Objective
Copy all lines that contain the word "August".

Stored data entries
____
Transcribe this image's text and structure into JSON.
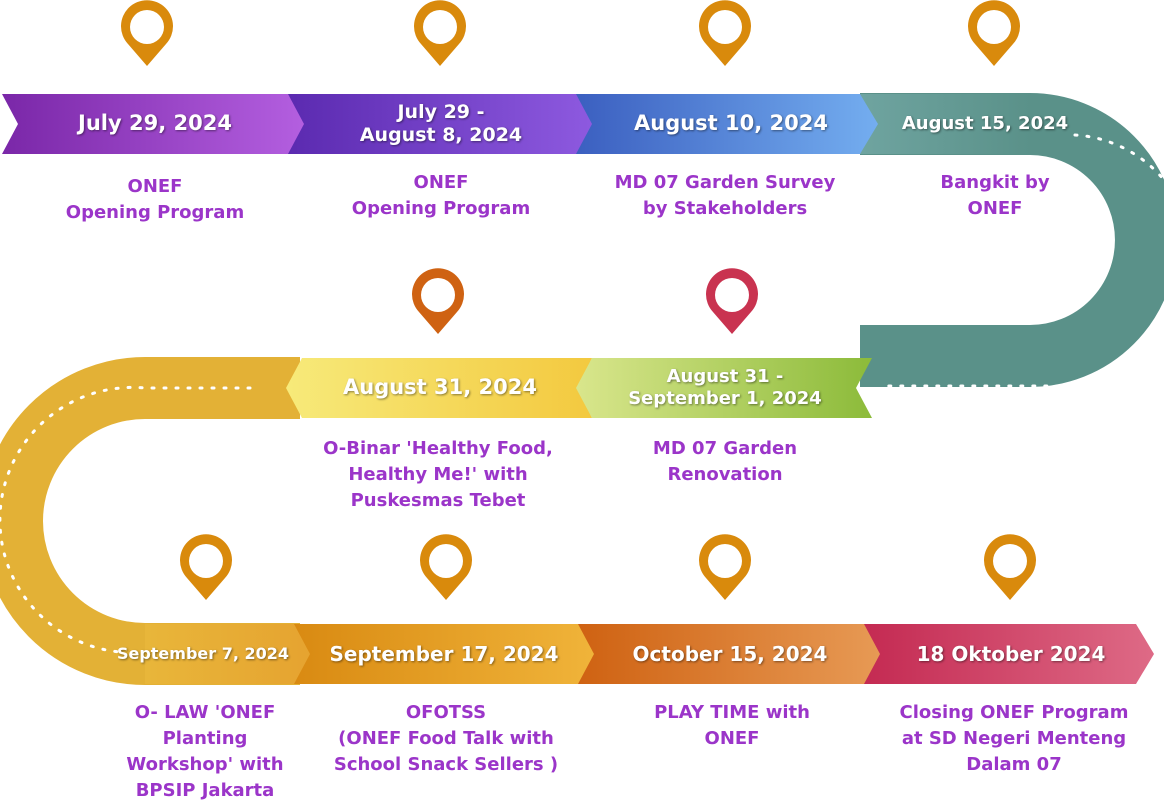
{
  "colors": {
    "purple_text": "#9b35c9",
    "teal": "#5a9189",
    "gold": "#e3b136",
    "orange_pin": "#d98a0c",
    "red_pin": "#c93350"
  },
  "events": [
    {
      "date": [
        "July 29, 2024"
      ],
      "desc": [
        "ONEF",
        "Opening Program"
      ],
      "pin": "location-pin-icon"
    },
    {
      "date": [
        "July 29 -",
        "August 8, 2024"
      ],
      "desc": [
        "ONEF",
        "Opening Program"
      ],
      "pin": "location-pin-icon"
    },
    {
      "date": [
        "August 10, 2024"
      ],
      "desc": [
        "MD 07 Garden Survey",
        "by Stakeholders"
      ],
      "pin": "location-pin-icon"
    },
    {
      "date": [
        "August 15, 2024"
      ],
      "desc": [
        "Bangkit by",
        "ONEF"
      ],
      "pin": "location-pin-icon"
    },
    {
      "date": [
        "August 31 -",
        "September 1, 2024"
      ],
      "desc": [
        "MD 07 Garden",
        "Renovation"
      ],
      "pin": "location-pin-icon"
    },
    {
      "date": [
        "August 31, 2024"
      ],
      "desc": [
        "O-Binar 'Healthy Food,",
        "Healthy Me!'  with",
        "Puskesmas Tebet"
      ],
      "pin": "location-pin-icon"
    },
    {
      "date": [
        "September 7, 2024"
      ],
      "desc": [
        "O- LAW 'ONEF",
        "Planting",
        "Workshop' with",
        "BPSIP Jakarta"
      ],
      "pin": "location-pin-icon"
    },
    {
      "date": [
        "September 17, 2024"
      ],
      "desc": [
        "OFOTSS",
        "(ONEF Food Talk with",
        "School Snack Sellers )"
      ],
      "pin": "location-pin-icon"
    },
    {
      "date": [
        "October 15, 2024"
      ],
      "desc": [
        "PLAY TIME with",
        "ONEF"
      ],
      "pin": "location-pin-icon"
    },
    {
      "date": [
        "18 Oktober 2024"
      ],
      "desc": [
        "Closing ONEF Program",
        "at SD Negeri Menteng",
        "Dalam 07"
      ],
      "pin": "location-pin-icon"
    }
  ]
}
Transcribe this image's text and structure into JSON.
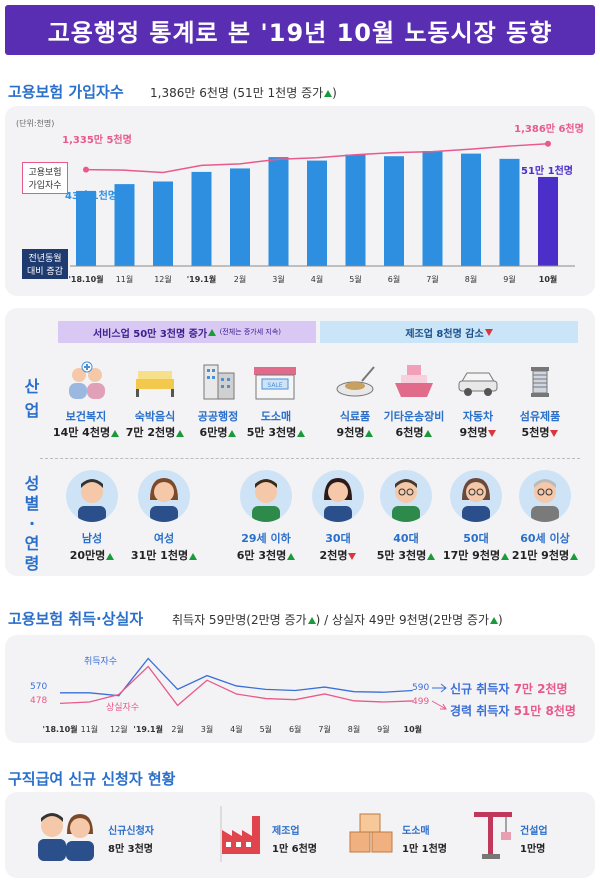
____
Solution to this exercise
        "August 8, 2024"
        "August 10, 2024"
        "August 15, 2024"
        "August 31 -",
        "August 31, 2024"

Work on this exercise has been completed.